** What this task involves **
Output the full listing below exactly, without the pictures.

•••

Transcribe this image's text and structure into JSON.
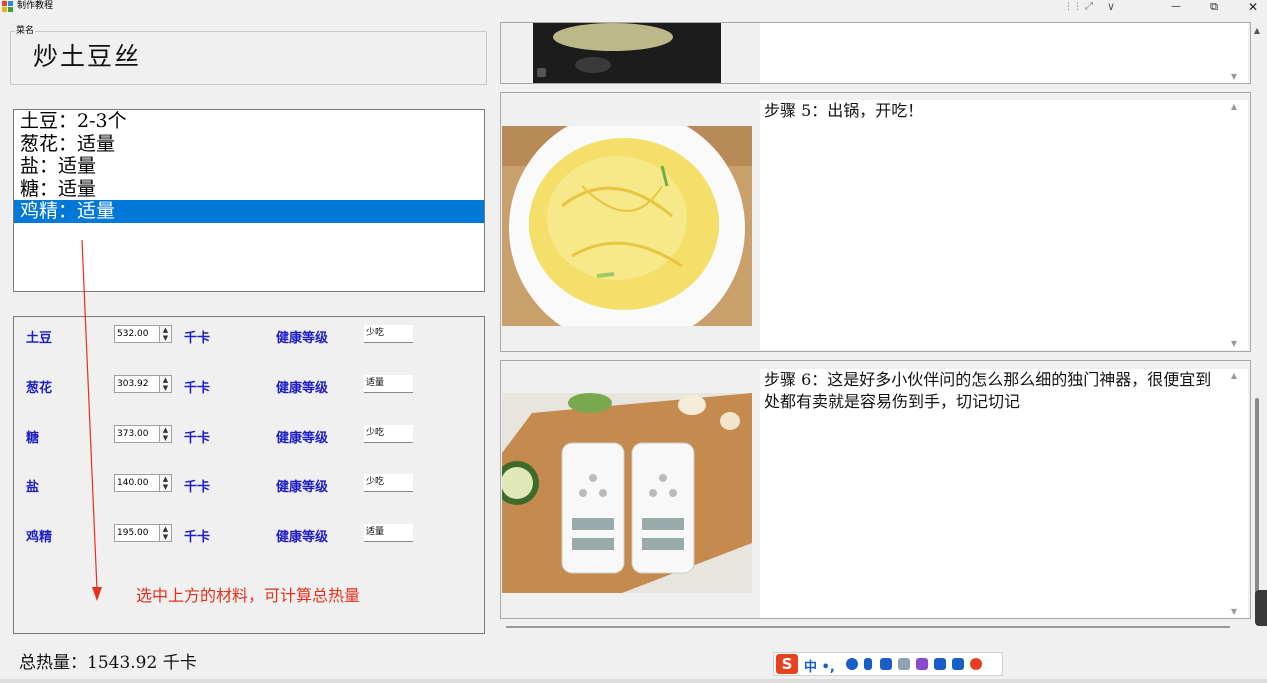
{
  "window": {
    "title": "制作教程",
    "controls": {
      "layout": "⋮⋮",
      "expand": "⤢",
      "chevron": "∨",
      "minimize": "—",
      "restore": "⧉",
      "close": "✕"
    }
  },
  "dish": {
    "label": "菜名",
    "name": "炒土豆丝"
  },
  "ingredients": {
    "items": [
      "土豆：2-3个",
      "葱花：适量",
      "盐：适量",
      "糖：适量",
      "鸡精：适量"
    ],
    "selected_index": 4
  },
  "calculator": {
    "kcal_unit": "千卡",
    "health_label": "健康等级",
    "spin_up": "▲",
    "spin_down": "▼",
    "rows": [
      {
        "name": "土豆",
        "value": "532.00",
        "health": "少吃"
      },
      {
        "name": "葱花",
        "value": "303.92",
        "health": "适量"
      },
      {
        "name": "糖",
        "value": "373.00",
        "health": "少吃"
      },
      {
        "name": "盐",
        "value": "140.00",
        "health": "少吃"
      },
      {
        "name": "鸡精",
        "value": "195.00",
        "health": "适量"
      }
    ],
    "hint": "选中上方的材料，可计算总热量"
  },
  "total": {
    "text": "总热量：1543.92 千卡"
  },
  "steps": [
    {
      "text": ""
    },
    {
      "text": "步骤 5：出锅，开吃！"
    },
    {
      "text": "步骤 6：这是好多小伙伴问的怎么那么细的独门神器，很便宜到处都有卖就是容易伤到手，切记切记"
    }
  ],
  "scroll": {
    "up": "▲",
    "down": "▼"
  },
  "ime": {
    "logo": "S",
    "mode": "中 •,"
  },
  "colors": {
    "selection": "#0078d7",
    "label_blue": "#1e1ec8",
    "hint_red": "#e8301c"
  }
}
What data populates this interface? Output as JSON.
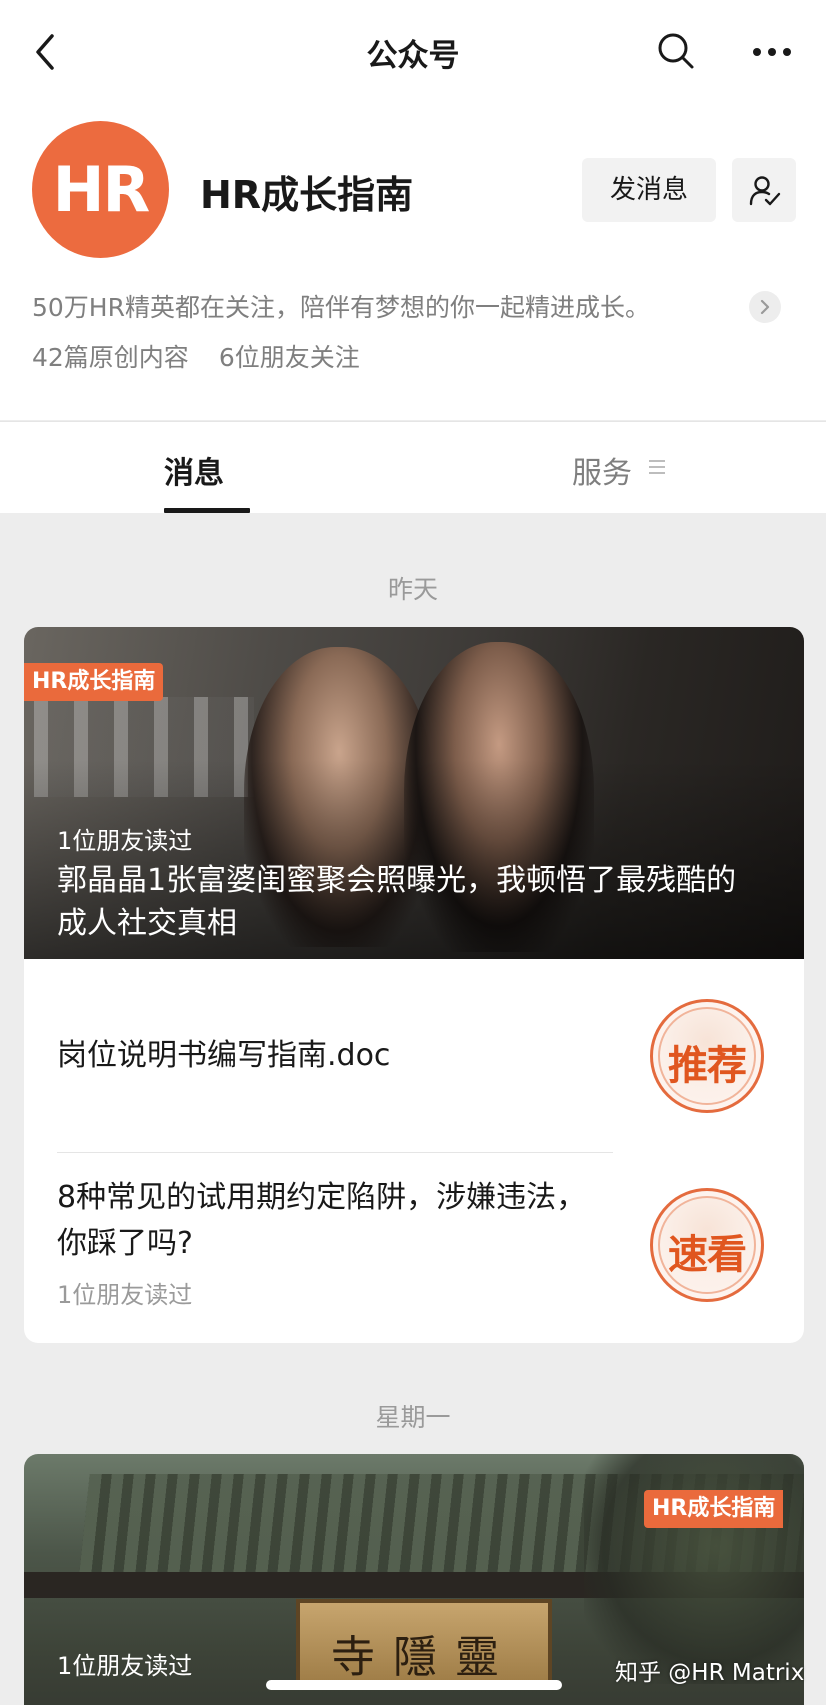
{
  "nav": {
    "title": "公众号",
    "back_icon": "chevron-left-icon",
    "search_icon": "search-icon",
    "more_icon": "more-horizontal-icon"
  },
  "account": {
    "avatar_text": "HR",
    "name": "HR成长指南",
    "send_message_label": "发消息",
    "follow_icon": "user-check-icon",
    "description": "50万HR精英都在关注，陪伴有梦想的你一起精进成长。",
    "original_count": "42篇原创内容",
    "friends_following": "6位朋友关注"
  },
  "tabs": {
    "messages": "消息",
    "services": "服务"
  },
  "groups": [
    {
      "date": "昨天",
      "hero": {
        "brand_tag": "HR成长指南",
        "read_by": "1位朋友读过",
        "title": "郭晶晶1张富婆闺蜜聚会照曝光，我顿悟了最残酷的成人社交真相"
      },
      "items": [
        {
          "title": "岗位说明书编写指南.doc",
          "badge": "推荐",
          "read_by": ""
        },
        {
          "title": "8种常见的试用期约定陷阱，涉嫌违法，你踩了吗?",
          "badge": "速看",
          "read_by": "1位朋友读过"
        }
      ]
    },
    {
      "date": "星期一",
      "hero": {
        "brand_tag": "HR成长指南",
        "read_by": "1位朋友读过",
        "plaque": "寺隱靈"
      }
    }
  ],
  "watermark": "知乎 @HR Matrix",
  "colors": {
    "brand_orange": "#ec6b3f",
    "badge_orange": "#e0561f",
    "background": "#ededed"
  }
}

•••

** Result of the exercise **
Transcribe this image's text and structure into JSON.
{
  "window": {
    "title": "制作教程",
    "controls": {
      "layout": "⋮⋮",
      "expand": "⤢",
      "chevron": "∨",
      "minimize": "—",
      "restore": "⧉",
      "close": "✕"
    }
  },
  "dish": {
    "label": "菜名",
    "name": "炒土豆丝"
  },
  "ingredients": {
    "items": [
      "土豆：2-3个",
      "葱花：适量",
      "盐：适量",
      "糖：适量",
      "鸡精：适量"
    ],
    "selected_index": 4
  },
  "calculator": {
    "kcal_unit": "千卡",
    "health_label": "健康等级",
    "spin_up": "▲",
    "spin_down": "▼",
    "rows": [
      {
        "name": "土豆",
        "value": "532.00",
        "health": "少吃"
      },
      {
        "name": "葱花",
        "value": "303.92",
        "health": "适量"
      },
      {
        "name": "糖",
        "value": "373.00",
        "health": "少吃"
      },
      {
        "name": "盐",
        "value": "140.00",
        "health": "少吃"
      },
      {
        "name": "鸡精",
        "value": "195.00",
        "health": "适量"
      }
    ],
    "hint": "选中上方的材料，可计算总热量"
  },
  "total": {
    "text": "总热量：1543.92 千卡"
  },
  "steps": [
    {
      "text": ""
    },
    {
      "text": "步骤 5：出锅，开吃！"
    },
    {
      "text": "步骤 6：这是好多小伙伴问的怎么那么细的独门神器，很便宜到处都有卖就是容易伤到手，切记切记"
    }
  ],
  "scroll": {
    "up": "▲",
    "down": "▼"
  },
  "ime": {
    "logo": "S",
    "mode": "中 •,"
  },
  "colors": {
    "selection": "#0078d7",
    "label_blue": "#1e1ec8",
    "hint_red": "#e8301c"
  }
}
What data populates this interface? Output as JSON.
{
  "nav": {
    "title": "公众号",
    "back_icon": "chevron-left-icon",
    "search_icon": "search-icon",
    "more_icon": "more-horizontal-icon"
  },
  "account": {
    "avatar_text": "HR",
    "name": "HR成长指南",
    "send_message_label": "发消息",
    "follow_icon": "user-check-icon",
    "description": "50万HR精英都在关注，陪伴有梦想的你一起精进成长。",
    "original_count": "42篇原创内容",
    "friends_following": "6位朋友关注"
  },
  "tabs": {
    "messages": "消息",
    "services": "服务"
  },
  "groups": [
    {
      "date": "昨天",
      "hero": {
        "brand_tag": "HR成长指南",
        "read_by": "1位朋友读过",
        "title": "郭晶晶1张富婆闺蜜聚会照曝光，我顿悟了最残酷的成人社交真相"
      },
      "items": [
        {
          "title": "岗位说明书编写指南.doc",
          "badge": "推荐",
          "read_by": ""
        },
        {
          "title": "8种常见的试用期约定陷阱，涉嫌违法，你踩了吗?",
          "badge": "速看",
          "read_by": "1位朋友读过"
        }
      ]
    },
    {
      "date": "星期一",
      "hero": {
        "brand_tag": "HR成长指南",
        "read_by": "1位朋友读过",
        "plaque": "寺隱靈"
      }
    }
  ],
  "watermark": "知乎 @HR Matrix",
  "colors": {
    "brand_orange": "#ec6b3f",
    "badge_orange": "#e0561f",
    "background": "#ededed"
  }
}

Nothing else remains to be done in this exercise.